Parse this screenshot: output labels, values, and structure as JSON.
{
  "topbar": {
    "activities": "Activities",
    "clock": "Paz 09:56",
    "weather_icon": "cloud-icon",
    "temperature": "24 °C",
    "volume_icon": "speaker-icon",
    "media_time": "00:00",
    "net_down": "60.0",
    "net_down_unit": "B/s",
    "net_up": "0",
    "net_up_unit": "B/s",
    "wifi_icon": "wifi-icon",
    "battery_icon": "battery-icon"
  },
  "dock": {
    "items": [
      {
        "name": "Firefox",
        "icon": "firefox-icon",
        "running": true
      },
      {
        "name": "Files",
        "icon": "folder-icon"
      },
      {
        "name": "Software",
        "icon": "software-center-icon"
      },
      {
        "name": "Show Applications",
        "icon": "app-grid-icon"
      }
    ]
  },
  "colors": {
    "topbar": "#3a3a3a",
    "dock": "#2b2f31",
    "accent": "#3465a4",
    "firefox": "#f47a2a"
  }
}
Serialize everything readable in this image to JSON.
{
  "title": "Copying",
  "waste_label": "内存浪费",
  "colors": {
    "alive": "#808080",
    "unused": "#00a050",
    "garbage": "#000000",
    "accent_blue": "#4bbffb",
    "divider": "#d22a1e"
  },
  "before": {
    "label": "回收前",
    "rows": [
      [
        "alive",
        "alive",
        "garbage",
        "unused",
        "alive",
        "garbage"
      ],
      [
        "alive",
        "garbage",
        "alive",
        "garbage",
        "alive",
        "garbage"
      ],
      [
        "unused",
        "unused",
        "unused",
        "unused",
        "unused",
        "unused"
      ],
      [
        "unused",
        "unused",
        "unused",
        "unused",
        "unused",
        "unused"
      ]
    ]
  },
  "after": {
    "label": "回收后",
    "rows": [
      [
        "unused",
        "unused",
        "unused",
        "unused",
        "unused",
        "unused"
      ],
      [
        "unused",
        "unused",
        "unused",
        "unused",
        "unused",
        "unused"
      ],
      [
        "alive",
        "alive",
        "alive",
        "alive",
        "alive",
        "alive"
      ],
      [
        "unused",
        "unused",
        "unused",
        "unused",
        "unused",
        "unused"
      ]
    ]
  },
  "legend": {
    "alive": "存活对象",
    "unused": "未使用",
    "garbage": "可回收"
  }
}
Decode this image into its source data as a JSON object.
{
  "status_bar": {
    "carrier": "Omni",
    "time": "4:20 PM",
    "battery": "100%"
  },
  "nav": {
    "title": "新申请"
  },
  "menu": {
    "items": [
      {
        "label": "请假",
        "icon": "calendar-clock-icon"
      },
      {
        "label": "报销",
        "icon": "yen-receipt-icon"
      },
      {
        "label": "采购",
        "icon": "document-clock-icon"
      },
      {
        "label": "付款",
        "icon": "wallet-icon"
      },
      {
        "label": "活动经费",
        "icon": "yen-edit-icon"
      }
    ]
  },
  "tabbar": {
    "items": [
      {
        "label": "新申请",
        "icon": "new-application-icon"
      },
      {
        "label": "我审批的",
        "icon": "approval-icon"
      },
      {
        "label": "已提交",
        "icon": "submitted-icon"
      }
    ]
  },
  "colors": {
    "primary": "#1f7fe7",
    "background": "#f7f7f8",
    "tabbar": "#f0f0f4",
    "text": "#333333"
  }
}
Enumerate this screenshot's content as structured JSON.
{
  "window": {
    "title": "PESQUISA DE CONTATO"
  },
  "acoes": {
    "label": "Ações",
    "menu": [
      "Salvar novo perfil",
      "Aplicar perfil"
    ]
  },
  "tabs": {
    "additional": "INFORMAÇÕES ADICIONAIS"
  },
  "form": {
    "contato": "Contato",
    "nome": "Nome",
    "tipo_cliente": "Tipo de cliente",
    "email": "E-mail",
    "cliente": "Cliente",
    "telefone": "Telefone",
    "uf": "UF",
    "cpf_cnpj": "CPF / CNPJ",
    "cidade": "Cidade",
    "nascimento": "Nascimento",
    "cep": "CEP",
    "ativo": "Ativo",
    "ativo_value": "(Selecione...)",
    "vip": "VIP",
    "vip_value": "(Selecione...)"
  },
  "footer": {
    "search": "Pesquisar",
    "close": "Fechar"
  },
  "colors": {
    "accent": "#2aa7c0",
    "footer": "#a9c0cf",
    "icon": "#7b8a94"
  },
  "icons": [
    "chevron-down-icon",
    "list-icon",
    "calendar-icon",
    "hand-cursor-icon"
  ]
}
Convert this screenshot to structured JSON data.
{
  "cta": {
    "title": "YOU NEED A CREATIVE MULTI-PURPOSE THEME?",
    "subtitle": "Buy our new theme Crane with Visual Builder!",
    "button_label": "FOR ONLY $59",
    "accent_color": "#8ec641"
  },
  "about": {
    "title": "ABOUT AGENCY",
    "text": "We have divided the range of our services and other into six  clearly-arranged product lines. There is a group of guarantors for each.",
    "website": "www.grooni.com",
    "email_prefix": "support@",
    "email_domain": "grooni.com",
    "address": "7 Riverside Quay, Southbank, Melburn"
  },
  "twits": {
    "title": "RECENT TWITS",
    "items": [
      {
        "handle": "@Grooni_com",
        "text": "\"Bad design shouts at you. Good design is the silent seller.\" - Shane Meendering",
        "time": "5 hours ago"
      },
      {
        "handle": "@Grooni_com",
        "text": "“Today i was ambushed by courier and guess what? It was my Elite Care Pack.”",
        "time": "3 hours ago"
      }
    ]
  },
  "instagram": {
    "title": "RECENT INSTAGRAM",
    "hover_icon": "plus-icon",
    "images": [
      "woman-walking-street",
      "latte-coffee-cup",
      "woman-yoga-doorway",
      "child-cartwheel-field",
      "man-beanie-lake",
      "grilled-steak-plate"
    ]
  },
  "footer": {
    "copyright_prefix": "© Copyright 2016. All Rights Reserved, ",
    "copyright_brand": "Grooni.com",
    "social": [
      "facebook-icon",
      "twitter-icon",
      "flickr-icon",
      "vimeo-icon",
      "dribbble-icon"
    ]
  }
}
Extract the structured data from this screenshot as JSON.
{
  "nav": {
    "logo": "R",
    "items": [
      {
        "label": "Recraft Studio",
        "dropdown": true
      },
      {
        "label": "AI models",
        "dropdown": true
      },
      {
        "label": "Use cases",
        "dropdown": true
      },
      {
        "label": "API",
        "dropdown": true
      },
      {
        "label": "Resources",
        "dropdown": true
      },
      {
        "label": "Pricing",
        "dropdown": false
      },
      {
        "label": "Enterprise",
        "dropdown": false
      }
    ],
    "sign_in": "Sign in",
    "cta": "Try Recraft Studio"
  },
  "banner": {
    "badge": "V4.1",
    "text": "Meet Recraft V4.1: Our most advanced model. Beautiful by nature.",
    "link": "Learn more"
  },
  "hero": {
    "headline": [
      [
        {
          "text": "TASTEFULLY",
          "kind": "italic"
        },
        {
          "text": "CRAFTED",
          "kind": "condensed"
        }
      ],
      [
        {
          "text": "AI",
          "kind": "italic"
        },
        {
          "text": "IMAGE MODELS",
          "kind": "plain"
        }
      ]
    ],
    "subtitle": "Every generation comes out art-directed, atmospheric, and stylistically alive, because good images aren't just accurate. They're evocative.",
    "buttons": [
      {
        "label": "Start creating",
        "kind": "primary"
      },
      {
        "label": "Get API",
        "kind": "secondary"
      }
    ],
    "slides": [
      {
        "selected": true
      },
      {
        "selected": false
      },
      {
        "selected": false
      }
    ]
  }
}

========================================================================

__Problem details__.
Extract the listing in its entirety and repeat it exactly.

__Result for this task__.
Parse this screenshot: output labels, values, and structure as JSON.
{
  "topbar": {
    "activities": "Activities",
    "clock": "Paz 09:56",
    "weather_icon": "cloud-icon",
    "temperature": "24 °C",
    "volume_icon": "speaker-icon",
    "media_time": "00:00",
    "net_down": "60.0",
    "net_down_unit": "B/s",
    "net_up": "0",
    "net_up_unit": "B/s",
    "wifi_icon": "wifi-icon",
    "battery_icon": "battery-icon"
  },
  "dock": {
    "items": [
      {
        "name": "Firefox",
        "icon": "firefox-icon",
        "running": true
      },
      {
        "name": "Files",
        "icon": "folder-icon"
      },
      {
        "name": "Software",
        "icon": "software-center-icon"
      },
      {
        "name": "Show Applications",
        "icon": "app-grid-icon"
      }
    ]
  },
  "colors": {
    "topbar": "#3a3a3a",
    "dock": "#2b2f31",
    "accent": "#3465a4",
    "firefox": "#f47a2a"
  }
}
Serialize everything readable in this image to JSON.
{
  "title": "Copying",
  "waste_label": "内存浪费",
  "colors": {
    "alive": "#808080",
    "unused": "#00a050",
    "garbage": "#000000",
    "accent_blue": "#4bbffb",
    "divider": "#d22a1e"
  },
  "before": {
    "label": "回收前",
    "rows": [
      [
        "alive",
        "alive",
        "garbage",
        "unused",
        "alive",
        "garbage"
      ],
      [
        "alive",
        "garbage",
        "alive",
        "garbage",
        "alive",
        "garbage"
      ],
      [
        "unused",
        "unused",
        "unused",
        "unused",
        "unused",
        "unused"
      ],
      [
        "unused",
        "unused",
        "unused",
        "unused",
        "unused",
        "unused"
      ]
    ]
  },
  "after": {
    "label": "回收后",
    "rows": [
      [
        "unused",
        "unused",
        "unused",
        "unused",
        "unused",
        "unused"
      ],
      [
        "unused",
        "unused",
        "unused",
        "unused",
        "unused",
        "unused"
      ],
      [
        "alive",
        "alive",
        "alive",
        "alive",
        "alive",
        "alive"
      ],
      [
        "unused",
        "unused",
        "unused",
        "unused",
        "unused",
        "unused"
      ]
    ]
  },
  "legend": {
    "alive": "存活对象",
    "unused": "未使用",
    "garbage": "可回收"
  }
}
Decode this image into its source data as a JSON object.
{
  "status_bar": {
    "carrier": "Omni",
    "time": "4:20 PM",
    "battery": "100%"
  },
  "nav": {
    "title": "新申请"
  },
  "menu": {
    "items": [
      {
        "label": "请假",
        "icon": "calendar-clock-icon"
      },
      {
        "label": "报销",
        "icon": "yen-receipt-icon"
      },
      {
        "label": "采购",
        "icon": "document-clock-icon"
      },
      {
        "label": "付款",
        "icon": "wallet-icon"
      },
      {
        "label": "活动经费",
        "icon": "yen-edit-icon"
      }
    ]
  },
  "tabbar": {
    "items": [
      {
        "label": "新申请",
        "icon": "new-application-icon"
      },
      {
        "label": "我审批的",
        "icon": "approval-icon"
      },
      {
        "label": "已提交",
        "icon": "submitted-icon"
      }
    ]
  },
  "colors": {
    "primary": "#1f7fe7",
    "background": "#f7f7f8",
    "tabbar": "#f0f0f4",
    "text": "#333333"
  }
}
Enumerate this screenshot's content as structured JSON.
{
  "window": {
    "title": "PESQUISA DE CONTATO"
  },
  "acoes": {
    "label": "Ações",
    "menu": [
      "Salvar novo perfil",
      "Aplicar perfil"
    ]
  },
  "tabs": {
    "additional": "INFORMAÇÕES ADICIONAIS"
  },
  "form": {
    "contato": "Contato",
    "nome": "Nome",
    "tipo_cliente": "Tipo de cliente",
    "email": "E-mail",
    "cliente": "Cliente",
    "telefone": "Telefone",
    "uf": "UF",
    "cpf_cnpj": "CPF / CNPJ",
    "cidade": "Cidade",
    "nascimento": "Nascimento",
    "cep": "CEP",
    "ativo": "Ativo",
    "ativo_value": "(Selecione...)",
    "vip": "VIP",
    "vip_value": "(Selecione...)"
  },
  "footer": {
    "search": "Pesquisar",
    "close": "Fechar"
  },
  "colors": {
    "accent": "#2aa7c0",
    "footer": "#a9c0cf",
    "icon": "#7b8a94"
  },
  "icons": [
    "chevron-down-icon",
    "list-icon",
    "calendar-icon",
    "hand-cursor-icon"
  ]
}
Convert this screenshot to structured JSON data.
{
  "cta": {
    "title": "YOU NEED A CREATIVE MULTI-PURPOSE THEME?",
    "subtitle": "Buy our new theme Crane with Visual Builder!",
    "button_label": "FOR ONLY $59",
    "accent_color": "#8ec641"
  },
  "about": {
    "title": "ABOUT AGENCY",
    "text": "We have divided the range of our services and other into six  clearly-arranged product lines. There is a group of guarantors for each.",
    "website": "www.grooni.com",
    "email_prefix": "support@",
    "email_domain": "grooni.com",
    "address": "7 Riverside Quay, Southbank, Melburn"
  },
  "twits": {
    "title": "RECENT TWITS",
    "items": [
      {
        "handle": "@Grooni_com",
        "text": "\"Bad design shouts at you. Good design is the silent seller.\" - Shane Meendering",
        "time": "5 hours ago"
      },
      {
        "handle": "@Grooni_com",
        "text": "“Today i was ambushed by courier and guess what? It was my Elite Care Pack.”",
        "time": "3 hours ago"
      }
    ]
  },
  "instagram": {
    "title": "RECENT INSTAGRAM",
    "hover_icon": "plus-icon",
    "images": [
      "woman-walking-street",
      "latte-coffee-cup",
      "woman-yoga-doorway",
      "child-cartwheel-field",
      "man-beanie-lake",
      "grilled-steak-plate"
    ]
  },
  "footer": {
    "copyright_prefix": "© Copyright 2016. All Rights Reserved, ",
    "copyright_brand": "Grooni.com",
    "social": [
      "facebook-icon",
      "twitter-icon",
      "flickr-icon",
      "vimeo-icon",
      "dribbble-icon"
    ]
  }
}
Extract the structured data from this screenshot as JSON.
{
  "nav": {
    "logo": "R",
    "items": [
      {
        "label": "Recraft Studio",
        "dropdown": true
      },
      {
        "label": "AI models",
        "dropdown": true
      },
      {
        "label": "Use cases",
        "dropdown": true
      },
      {
        "label": "API",
        "dropdown": true
      },
      {
        "label": "Resources",
        "dropdown": true
      },
      {
        "label": "Pricing",
        "dropdown": false
      },
      {
        "label": "Enterprise",
        "dropdown": false
      }
    ],
    "sign_in": "Sign in",
    "cta": "Try Recraft Studio"
  },
  "banner": {
    "badge": "V4.1",
    "text": "Meet Recraft V4.1: Our most advanced model. Beautiful by nature.",
    "link": "Learn more"
  },
  "hero": {
    "headline": [
      [
        {
          "text": "TASTEFULLY",
          "kind": "italic"
        },
        {
          "text": "CRAFTED",
          "kind": "condensed"
        }
      ],
      [
        {
          "text": "AI",
          "kind": "italic"
        },
        {
          "text": "IMAGE MODELS",
          "kind": "plain"
        }
      ]
    ],
    "subtitle": "Every generation comes out art-directed, atmospheric, and stylistically alive, because good images aren't just accurate. They're evocative.",
    "buttons": [
      {
        "label": "Start creating",
        "kind": "primary"
      },
      {
        "label": "Get API",
        "kind": "secondary"
      }
    ],
    "slides": [
      {
        "selected": true
      },
      {
        "selected": false
      },
      {
        "selected": false
      }
    ]
  }
}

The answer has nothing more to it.